*TEXT SECTION:*
This is the worst medication error that I have ever seen as a paramedic. Medication errors are unfortunately a common occurence both in and out of hospitals by regularly competent (and incompetent) medical clinicians, such as registered nurses, doctors, and paramedics. The reasons for medication errors involve a multitude of events that culminate in “accidents.” When you consider the long hours and chronic fatigue that most health care workers are employed, overall stress of the job, and night shift, it is surprising that there aren’t more medication errors.
This is the worst medication error that I have witnessed:
We attended a lovely lady in her early 90s who appeared to be well and healthy. The registered nurse at the nursing home gave me the blister pack which had about a dozen odd medications which had been administered to the patient about an hour before hand. I read through the list: digoxin, captopril, slow K, a variety of anti-depressants, etc… all seemed relatively normal.

*EXTRACTED MATERIAL:*
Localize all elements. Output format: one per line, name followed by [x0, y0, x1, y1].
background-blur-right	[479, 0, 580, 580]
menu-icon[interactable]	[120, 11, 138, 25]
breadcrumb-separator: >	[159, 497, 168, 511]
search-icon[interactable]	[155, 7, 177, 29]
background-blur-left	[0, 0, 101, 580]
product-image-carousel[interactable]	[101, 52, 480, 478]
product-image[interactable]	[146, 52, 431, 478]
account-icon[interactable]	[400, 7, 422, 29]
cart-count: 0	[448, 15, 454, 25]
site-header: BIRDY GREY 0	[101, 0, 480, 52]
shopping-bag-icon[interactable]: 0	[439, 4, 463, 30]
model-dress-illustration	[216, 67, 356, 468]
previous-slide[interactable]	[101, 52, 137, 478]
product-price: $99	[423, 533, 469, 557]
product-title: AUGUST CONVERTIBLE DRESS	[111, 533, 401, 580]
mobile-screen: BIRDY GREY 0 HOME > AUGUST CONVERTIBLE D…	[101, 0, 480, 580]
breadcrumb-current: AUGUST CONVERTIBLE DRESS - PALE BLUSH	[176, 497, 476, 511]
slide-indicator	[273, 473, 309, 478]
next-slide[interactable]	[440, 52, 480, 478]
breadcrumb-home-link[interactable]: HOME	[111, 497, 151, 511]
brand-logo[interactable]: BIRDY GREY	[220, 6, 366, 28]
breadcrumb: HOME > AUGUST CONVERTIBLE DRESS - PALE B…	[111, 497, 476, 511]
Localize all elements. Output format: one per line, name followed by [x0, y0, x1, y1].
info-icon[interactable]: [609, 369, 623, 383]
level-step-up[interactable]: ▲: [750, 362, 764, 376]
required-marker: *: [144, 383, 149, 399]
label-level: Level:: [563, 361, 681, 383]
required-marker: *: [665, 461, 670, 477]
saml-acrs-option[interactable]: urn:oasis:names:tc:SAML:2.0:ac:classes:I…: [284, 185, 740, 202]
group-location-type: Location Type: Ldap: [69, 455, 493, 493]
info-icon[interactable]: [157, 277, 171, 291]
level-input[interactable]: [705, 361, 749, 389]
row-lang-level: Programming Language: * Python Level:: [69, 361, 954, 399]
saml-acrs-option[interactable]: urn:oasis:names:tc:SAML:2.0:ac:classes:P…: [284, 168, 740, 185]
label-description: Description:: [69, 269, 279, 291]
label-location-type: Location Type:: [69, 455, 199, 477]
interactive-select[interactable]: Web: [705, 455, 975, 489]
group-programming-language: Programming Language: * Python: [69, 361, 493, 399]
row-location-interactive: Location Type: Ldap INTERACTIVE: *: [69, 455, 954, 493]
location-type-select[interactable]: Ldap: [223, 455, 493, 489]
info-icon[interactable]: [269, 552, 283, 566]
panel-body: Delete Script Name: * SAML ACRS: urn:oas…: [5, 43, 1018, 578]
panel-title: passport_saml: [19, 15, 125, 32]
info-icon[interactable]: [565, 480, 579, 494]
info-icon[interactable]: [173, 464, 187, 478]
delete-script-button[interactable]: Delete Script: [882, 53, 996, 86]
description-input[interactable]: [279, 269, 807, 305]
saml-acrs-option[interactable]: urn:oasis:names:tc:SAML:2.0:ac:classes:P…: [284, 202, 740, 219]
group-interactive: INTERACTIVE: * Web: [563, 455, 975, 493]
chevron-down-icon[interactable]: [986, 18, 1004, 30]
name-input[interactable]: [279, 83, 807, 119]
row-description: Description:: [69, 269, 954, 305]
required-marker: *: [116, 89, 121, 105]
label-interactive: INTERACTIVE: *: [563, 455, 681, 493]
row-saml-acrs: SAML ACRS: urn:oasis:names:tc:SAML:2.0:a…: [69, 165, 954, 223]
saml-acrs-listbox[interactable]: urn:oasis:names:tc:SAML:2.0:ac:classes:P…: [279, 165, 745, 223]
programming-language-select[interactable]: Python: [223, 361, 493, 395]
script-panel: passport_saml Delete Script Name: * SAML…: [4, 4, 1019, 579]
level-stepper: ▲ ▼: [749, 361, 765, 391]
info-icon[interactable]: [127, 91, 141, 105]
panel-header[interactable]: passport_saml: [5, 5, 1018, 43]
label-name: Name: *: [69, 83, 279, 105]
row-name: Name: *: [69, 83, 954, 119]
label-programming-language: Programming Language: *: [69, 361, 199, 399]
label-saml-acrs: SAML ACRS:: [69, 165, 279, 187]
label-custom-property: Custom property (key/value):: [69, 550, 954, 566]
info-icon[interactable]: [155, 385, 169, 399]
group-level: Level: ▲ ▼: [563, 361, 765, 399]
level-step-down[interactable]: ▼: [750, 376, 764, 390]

*TASKS TO COMPLETE:*
a – List the types of medical clinicians that the medication error account names as making medication errors.
b – Write the next part of the medication error account, picking up after its last sentence.
The data is drawn from a separate source and has no connection to the medication error account.

*OUTPUTS BY TASK:*
a – Registered nurses, doctors, and paramedics.

b –
“Okay,” I say “so she’s had her medications today… what seems to be the problem?”
“Well…” The nurse looks at me a little sheepishly “Well, that’s just it… these aren’t her medications…”
So, it turns out this lady has been given a total of 12 medications from a blister pack that was not her own… to make matters worse she is allergic to ACE inhibitors (such as captopril)…
Fortunately, our patient was fine in the end… but a very simple mistake could have easily had fatal ramifications.